• WHAT THE TASK REQUIRES
Read the records below and copy each line that contains "required".

Data items
▽

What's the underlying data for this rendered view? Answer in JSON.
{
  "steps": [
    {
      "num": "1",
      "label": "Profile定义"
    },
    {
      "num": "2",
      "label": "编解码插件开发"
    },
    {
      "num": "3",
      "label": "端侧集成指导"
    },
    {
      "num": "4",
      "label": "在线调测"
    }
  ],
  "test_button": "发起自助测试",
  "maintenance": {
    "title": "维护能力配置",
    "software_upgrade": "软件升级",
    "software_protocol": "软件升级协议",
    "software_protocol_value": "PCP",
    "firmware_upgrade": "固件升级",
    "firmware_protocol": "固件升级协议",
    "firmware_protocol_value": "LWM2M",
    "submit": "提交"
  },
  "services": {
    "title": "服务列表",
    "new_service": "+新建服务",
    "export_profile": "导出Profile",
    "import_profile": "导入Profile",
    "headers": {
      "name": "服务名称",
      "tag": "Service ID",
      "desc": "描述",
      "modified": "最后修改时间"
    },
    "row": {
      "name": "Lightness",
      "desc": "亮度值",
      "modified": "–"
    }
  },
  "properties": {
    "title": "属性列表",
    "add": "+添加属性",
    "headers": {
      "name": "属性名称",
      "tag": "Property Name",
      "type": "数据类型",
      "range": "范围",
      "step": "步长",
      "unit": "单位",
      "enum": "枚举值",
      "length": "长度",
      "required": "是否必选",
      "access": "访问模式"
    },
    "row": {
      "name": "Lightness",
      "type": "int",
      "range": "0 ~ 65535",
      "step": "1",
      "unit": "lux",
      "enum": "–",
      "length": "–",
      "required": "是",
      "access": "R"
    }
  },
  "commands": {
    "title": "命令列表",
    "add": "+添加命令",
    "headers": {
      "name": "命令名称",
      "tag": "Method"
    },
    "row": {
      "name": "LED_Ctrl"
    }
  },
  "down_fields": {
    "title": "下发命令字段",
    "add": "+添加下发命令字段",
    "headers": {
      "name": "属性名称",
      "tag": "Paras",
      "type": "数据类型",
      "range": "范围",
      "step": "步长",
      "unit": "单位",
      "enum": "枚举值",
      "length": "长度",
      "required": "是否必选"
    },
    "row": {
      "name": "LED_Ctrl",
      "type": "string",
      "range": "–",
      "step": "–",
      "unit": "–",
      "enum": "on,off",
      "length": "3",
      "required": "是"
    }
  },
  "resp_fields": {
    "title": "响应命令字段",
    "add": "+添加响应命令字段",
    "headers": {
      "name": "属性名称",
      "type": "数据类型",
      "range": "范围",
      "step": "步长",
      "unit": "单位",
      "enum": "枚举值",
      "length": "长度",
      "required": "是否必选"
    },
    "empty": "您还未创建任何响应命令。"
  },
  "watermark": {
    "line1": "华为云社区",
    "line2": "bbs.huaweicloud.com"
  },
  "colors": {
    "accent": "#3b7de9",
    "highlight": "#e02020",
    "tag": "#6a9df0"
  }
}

△

• THE OUTPUT
      "required": "是否必选",
      "required": "是",
      "required": "是否必选"
      "required": "是"
      "required": "是否必选"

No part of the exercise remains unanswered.